**Directions for this task**
Beginning at the line with "Extract all the data from this chart as JSON.", output each line to the end of the listing below exactly, please.
====
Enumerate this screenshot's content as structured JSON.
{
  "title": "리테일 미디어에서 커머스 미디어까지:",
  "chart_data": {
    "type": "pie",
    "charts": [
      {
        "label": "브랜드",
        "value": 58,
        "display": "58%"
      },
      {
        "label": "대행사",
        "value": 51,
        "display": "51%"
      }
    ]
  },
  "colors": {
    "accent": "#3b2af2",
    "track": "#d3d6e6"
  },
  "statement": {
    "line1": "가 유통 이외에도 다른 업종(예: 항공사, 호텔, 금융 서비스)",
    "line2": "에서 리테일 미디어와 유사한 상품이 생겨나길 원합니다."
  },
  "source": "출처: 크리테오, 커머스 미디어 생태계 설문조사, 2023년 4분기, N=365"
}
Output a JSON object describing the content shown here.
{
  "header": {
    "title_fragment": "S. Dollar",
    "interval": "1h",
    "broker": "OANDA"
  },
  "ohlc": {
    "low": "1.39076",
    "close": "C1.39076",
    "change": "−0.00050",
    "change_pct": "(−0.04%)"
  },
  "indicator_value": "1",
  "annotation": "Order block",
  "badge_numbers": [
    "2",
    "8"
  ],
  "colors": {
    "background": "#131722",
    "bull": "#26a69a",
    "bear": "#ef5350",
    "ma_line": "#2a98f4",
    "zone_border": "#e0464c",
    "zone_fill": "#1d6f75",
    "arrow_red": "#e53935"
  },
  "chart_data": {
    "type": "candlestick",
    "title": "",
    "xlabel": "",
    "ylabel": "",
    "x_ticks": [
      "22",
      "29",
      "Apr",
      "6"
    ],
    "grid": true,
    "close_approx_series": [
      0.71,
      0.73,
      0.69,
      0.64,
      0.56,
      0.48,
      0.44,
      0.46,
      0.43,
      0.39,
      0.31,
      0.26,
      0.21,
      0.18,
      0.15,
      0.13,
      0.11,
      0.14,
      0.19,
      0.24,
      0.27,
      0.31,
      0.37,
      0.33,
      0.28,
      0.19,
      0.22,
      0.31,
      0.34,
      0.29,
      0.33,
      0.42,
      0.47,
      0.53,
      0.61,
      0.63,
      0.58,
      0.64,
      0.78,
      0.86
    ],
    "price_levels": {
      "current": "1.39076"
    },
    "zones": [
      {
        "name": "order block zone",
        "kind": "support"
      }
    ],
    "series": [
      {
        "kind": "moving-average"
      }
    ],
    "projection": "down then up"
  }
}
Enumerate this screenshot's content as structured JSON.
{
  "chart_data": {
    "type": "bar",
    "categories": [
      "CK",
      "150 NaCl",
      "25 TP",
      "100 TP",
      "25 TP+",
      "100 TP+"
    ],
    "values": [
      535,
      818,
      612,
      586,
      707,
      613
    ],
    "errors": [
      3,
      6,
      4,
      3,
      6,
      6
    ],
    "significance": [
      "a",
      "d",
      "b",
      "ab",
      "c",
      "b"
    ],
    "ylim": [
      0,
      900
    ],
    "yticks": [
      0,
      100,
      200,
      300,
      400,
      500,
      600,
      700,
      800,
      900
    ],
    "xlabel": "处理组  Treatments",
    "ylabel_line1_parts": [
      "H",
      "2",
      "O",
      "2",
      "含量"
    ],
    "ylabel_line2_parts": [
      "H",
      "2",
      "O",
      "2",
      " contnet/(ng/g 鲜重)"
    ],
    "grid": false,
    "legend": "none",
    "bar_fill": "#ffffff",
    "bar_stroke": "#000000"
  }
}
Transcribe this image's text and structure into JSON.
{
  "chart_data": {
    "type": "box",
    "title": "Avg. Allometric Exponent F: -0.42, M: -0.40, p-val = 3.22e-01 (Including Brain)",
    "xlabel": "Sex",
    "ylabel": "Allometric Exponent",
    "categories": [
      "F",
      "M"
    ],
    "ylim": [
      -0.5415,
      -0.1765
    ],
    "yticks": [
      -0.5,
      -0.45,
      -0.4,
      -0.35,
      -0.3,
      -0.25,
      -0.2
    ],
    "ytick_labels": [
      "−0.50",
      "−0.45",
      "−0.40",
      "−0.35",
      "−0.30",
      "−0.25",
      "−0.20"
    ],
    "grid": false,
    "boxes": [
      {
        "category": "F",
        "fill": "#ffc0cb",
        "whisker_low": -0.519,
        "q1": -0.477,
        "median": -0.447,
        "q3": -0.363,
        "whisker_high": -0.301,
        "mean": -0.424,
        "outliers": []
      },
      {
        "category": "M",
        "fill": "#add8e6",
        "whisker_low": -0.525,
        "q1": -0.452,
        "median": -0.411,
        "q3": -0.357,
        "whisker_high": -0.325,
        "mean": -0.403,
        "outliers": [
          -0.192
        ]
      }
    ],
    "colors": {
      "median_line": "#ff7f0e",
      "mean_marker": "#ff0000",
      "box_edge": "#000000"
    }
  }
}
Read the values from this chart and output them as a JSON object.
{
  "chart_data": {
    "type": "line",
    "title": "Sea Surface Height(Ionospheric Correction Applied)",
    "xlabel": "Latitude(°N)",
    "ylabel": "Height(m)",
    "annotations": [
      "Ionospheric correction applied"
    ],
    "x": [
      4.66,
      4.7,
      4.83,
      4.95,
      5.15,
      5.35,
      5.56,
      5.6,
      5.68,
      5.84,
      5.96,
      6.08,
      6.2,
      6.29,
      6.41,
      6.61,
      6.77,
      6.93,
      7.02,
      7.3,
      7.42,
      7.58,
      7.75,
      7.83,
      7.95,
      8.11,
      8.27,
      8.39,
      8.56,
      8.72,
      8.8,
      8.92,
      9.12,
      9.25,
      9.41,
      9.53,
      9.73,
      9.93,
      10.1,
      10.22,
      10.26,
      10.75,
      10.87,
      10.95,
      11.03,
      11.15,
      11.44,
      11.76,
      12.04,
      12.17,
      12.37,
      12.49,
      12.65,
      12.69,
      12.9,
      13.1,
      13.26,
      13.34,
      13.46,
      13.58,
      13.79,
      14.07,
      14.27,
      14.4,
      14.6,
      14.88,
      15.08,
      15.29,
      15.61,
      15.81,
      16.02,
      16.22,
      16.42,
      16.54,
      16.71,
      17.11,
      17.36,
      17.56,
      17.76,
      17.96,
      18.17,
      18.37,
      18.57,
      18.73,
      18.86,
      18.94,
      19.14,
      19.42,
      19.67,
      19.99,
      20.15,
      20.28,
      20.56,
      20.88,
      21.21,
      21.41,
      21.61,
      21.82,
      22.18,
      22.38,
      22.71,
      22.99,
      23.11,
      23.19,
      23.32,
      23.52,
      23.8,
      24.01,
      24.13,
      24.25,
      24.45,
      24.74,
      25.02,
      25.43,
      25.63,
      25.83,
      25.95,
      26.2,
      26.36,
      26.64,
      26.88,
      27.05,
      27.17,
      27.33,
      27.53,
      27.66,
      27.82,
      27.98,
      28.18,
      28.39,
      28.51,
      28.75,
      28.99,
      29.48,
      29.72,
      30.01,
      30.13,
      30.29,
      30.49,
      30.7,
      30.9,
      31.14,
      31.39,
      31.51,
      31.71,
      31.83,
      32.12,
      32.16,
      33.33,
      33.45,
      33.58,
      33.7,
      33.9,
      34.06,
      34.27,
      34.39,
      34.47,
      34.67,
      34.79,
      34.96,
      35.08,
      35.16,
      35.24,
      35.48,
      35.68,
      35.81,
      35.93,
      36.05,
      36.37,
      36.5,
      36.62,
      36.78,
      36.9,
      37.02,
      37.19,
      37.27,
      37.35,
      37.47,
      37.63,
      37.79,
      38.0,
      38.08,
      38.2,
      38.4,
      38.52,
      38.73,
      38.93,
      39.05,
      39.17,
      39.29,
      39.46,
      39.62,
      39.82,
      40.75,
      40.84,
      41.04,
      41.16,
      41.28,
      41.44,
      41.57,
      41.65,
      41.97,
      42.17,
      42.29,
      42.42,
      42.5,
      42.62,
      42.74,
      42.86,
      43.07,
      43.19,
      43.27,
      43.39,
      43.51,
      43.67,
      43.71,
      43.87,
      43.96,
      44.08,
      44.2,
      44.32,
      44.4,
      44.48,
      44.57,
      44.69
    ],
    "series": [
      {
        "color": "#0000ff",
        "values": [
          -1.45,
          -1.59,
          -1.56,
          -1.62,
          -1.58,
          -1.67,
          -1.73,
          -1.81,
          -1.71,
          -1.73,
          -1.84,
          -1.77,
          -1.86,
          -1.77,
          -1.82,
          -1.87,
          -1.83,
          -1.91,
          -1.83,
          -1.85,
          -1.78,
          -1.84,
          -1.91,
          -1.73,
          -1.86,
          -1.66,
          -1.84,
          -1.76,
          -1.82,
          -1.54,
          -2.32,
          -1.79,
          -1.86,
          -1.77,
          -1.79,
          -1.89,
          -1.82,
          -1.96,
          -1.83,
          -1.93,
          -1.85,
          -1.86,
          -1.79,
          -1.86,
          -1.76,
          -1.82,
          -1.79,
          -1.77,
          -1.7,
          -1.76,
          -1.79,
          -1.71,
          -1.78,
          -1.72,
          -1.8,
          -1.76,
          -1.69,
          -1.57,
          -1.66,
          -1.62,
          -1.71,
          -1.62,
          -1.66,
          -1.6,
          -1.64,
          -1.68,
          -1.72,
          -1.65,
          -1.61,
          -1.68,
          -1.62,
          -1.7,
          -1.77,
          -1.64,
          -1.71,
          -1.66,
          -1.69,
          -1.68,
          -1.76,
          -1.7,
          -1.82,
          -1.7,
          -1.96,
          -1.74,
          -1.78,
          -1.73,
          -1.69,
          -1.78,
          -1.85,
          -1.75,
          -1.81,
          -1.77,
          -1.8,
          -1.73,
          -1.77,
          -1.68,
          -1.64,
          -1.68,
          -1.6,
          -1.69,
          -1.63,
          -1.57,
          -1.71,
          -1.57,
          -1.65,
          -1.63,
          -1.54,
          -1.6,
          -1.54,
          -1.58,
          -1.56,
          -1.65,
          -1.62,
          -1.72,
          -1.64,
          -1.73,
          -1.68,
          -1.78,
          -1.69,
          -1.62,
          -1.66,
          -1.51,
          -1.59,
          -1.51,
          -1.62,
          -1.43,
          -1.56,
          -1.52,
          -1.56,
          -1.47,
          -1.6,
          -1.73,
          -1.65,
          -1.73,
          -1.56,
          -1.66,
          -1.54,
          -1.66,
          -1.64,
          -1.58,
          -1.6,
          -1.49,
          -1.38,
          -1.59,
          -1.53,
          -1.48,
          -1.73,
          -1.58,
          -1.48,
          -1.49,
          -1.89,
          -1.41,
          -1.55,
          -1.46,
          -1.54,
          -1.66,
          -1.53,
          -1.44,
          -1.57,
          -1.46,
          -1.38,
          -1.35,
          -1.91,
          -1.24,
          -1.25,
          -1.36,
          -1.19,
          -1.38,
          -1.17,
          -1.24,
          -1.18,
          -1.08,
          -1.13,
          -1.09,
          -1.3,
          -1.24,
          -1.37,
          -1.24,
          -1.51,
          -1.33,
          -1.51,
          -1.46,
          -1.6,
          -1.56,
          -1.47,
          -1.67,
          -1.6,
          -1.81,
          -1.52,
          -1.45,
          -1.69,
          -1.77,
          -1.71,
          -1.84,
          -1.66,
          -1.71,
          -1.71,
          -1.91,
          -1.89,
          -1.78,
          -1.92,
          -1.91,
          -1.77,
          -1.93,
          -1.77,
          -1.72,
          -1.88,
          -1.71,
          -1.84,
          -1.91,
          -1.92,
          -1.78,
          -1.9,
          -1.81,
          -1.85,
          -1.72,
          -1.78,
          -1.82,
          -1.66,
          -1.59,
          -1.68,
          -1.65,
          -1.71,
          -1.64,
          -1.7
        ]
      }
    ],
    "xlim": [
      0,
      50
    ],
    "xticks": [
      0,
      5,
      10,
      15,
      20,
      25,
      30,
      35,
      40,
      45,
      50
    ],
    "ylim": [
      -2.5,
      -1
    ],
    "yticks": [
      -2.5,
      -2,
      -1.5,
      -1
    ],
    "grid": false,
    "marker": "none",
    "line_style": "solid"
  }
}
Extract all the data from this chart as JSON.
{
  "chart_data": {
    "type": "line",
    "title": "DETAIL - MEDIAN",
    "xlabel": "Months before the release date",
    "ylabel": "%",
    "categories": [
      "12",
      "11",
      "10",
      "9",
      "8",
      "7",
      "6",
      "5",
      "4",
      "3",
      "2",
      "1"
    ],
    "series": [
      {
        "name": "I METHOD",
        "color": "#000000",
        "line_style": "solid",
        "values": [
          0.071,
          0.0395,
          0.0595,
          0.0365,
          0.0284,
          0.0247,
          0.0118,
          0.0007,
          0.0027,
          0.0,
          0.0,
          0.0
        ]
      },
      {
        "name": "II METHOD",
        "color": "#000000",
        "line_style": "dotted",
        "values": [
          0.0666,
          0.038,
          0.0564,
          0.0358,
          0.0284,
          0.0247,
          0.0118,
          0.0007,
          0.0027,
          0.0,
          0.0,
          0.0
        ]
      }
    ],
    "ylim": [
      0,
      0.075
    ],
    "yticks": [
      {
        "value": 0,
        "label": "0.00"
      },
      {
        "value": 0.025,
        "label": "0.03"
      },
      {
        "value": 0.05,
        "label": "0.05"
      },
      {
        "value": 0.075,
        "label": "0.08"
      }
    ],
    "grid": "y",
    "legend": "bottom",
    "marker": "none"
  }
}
====
**Output**
Extract all the data from this chart as JSON.
{
  "chart_data": {
    "type": "line",
    "title": "DETAIL - MEDIAN",
    "xlabel": "Months before the release date",
    "ylabel": "%",
    "categories": [
      "12",
      "11",
      "10",
      "9",
      "8",
      "7",
      "6",
      "5",
      "4",
      "3",
      "2",
      "1"
    ],
    "series": [
      {
        "name": "I METHOD",
        "color": "#000000",
        "line_style": "solid",
        "values": [
          0.071,
          0.0395,
          0.0595,
          0.0365,
          0.0284,
          0.0247,
          0.0118,
          0.0007,
          0.0027,
          0.0,
          0.0,
          0.0
        ]
      },
      {
        "name": "II METHOD",
        "color": "#000000",
        "line_style": "dotted",
        "values": [
          0.0666,
          0.038,
          0.0564,
          0.0358,
          0.0284,
          0.0247,
          0.0118,
          0.0007,
          0.0027,
          0.0,
          0.0,
          0.0
        ]
      }
    ],
    "ylim": [
      0,
      0.075
    ],
    "yticks": [
      {
        "value": 0,
        "label": "0.00"
      },
      {
        "value": 0.025,
        "label": "0.03"
      },
      {
        "value": 0.05,
        "label": "0.05"
      },
      {
        "value": 0.075,
        "label": "0.08"
      }
    ],
    "grid": "y",
    "legend": "bottom",
    "marker": "none"
  }
}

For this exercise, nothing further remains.